» **Short task**:
Select every line holding the word "time" and copy it.

» **Items**:
= = =
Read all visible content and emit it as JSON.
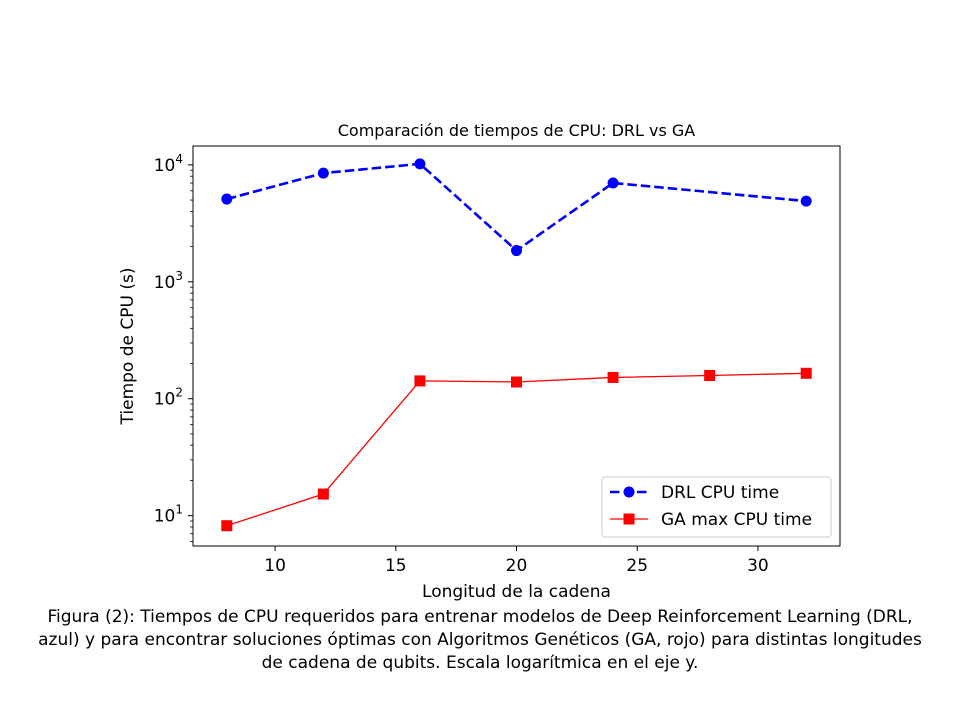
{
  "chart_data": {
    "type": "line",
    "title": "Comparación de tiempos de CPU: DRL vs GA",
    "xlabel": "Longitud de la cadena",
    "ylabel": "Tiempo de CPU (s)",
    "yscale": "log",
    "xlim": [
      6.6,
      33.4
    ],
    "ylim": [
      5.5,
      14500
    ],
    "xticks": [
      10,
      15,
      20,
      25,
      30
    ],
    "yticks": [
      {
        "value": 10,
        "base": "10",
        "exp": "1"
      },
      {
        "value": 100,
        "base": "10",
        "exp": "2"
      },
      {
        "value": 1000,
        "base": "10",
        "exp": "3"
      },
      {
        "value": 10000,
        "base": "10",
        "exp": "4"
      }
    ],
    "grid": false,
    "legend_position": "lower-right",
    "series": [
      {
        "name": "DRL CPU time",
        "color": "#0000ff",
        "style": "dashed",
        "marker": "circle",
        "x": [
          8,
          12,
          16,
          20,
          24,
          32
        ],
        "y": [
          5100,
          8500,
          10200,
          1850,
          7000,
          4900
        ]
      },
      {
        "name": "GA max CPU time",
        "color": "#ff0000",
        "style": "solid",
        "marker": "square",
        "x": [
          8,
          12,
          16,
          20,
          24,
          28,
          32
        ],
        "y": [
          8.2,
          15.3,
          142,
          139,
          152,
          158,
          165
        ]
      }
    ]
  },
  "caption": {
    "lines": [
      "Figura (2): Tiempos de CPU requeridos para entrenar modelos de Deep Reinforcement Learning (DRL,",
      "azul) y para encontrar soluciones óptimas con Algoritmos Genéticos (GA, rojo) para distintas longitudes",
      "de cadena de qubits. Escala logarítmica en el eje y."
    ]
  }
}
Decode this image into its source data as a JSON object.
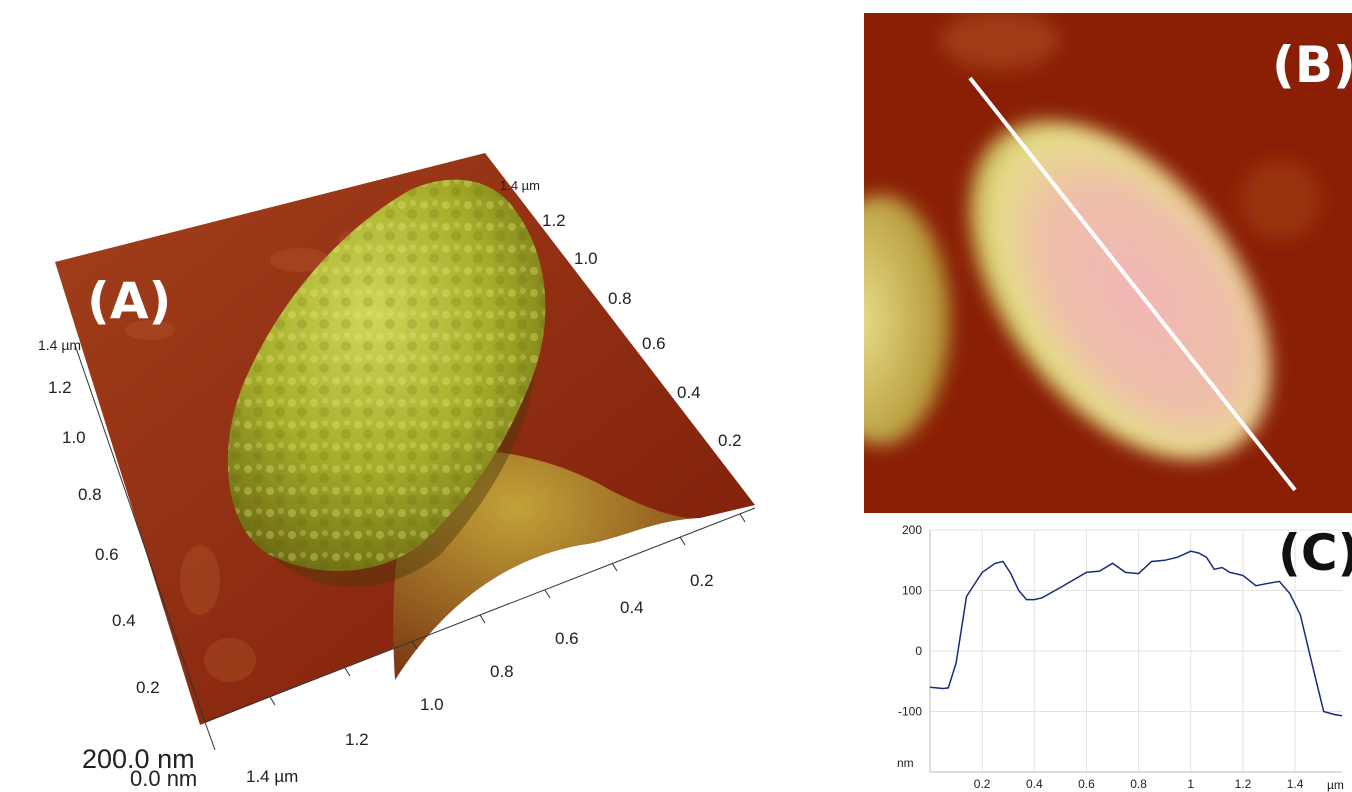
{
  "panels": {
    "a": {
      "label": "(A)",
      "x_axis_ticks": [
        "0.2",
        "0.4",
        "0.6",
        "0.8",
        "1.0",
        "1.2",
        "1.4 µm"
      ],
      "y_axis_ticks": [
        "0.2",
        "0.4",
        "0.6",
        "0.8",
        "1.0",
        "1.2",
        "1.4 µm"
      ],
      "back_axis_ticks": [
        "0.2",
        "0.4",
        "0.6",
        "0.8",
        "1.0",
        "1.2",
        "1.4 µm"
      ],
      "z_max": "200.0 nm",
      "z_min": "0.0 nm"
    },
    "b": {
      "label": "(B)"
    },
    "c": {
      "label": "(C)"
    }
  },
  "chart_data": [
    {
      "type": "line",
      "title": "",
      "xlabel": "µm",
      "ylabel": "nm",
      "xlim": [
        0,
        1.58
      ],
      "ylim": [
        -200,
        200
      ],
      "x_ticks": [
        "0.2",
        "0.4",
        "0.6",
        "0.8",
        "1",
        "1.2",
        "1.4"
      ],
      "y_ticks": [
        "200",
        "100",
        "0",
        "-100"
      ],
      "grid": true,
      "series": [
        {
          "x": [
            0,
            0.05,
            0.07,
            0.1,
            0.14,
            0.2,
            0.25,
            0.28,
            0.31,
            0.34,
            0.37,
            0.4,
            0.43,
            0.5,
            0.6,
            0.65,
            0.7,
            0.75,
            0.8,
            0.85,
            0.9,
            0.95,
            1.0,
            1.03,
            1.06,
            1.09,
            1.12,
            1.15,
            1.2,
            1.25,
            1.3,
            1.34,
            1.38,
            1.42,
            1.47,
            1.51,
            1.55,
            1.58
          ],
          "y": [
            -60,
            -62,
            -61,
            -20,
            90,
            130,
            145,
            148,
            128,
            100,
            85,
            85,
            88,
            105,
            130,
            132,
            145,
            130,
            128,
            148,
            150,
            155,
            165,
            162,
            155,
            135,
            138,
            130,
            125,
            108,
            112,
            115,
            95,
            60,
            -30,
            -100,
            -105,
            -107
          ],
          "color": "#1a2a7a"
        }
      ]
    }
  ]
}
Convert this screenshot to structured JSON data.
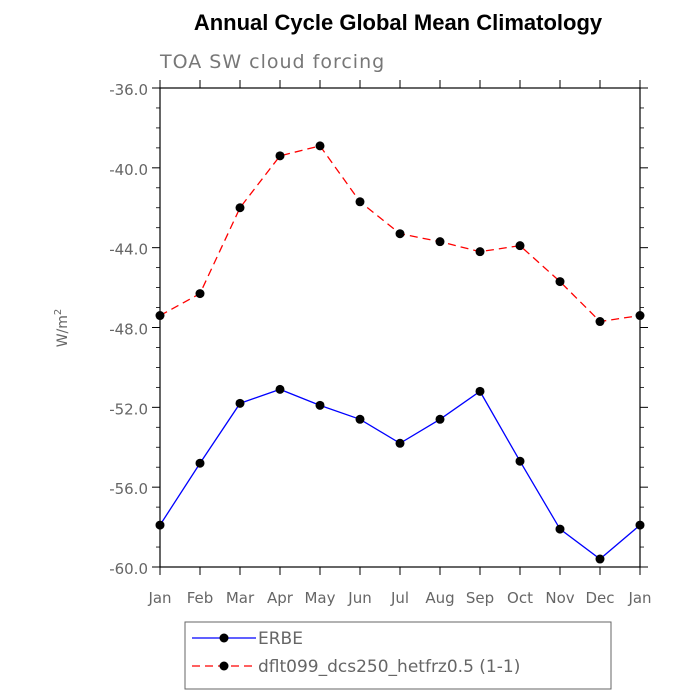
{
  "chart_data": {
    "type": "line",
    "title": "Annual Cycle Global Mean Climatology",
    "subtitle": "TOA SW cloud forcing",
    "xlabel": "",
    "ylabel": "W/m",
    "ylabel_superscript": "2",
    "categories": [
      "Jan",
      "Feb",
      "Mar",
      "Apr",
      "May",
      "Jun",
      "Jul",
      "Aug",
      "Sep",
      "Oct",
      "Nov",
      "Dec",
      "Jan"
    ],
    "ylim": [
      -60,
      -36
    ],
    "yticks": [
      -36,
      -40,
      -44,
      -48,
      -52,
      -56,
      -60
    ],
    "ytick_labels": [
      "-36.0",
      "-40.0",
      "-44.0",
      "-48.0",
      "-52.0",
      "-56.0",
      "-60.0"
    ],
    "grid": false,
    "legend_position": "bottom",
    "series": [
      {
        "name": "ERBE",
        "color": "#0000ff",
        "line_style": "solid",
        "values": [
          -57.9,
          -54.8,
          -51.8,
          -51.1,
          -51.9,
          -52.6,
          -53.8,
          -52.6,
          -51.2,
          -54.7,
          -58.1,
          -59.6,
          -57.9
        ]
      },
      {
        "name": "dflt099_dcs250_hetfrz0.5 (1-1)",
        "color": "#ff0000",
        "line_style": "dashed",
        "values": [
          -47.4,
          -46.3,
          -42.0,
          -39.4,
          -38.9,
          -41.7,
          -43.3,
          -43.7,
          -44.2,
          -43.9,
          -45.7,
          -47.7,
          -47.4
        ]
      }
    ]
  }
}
= = =
» **Task answer**:
        "name": "DRL CPU time",
        "name": "GA max CPU time",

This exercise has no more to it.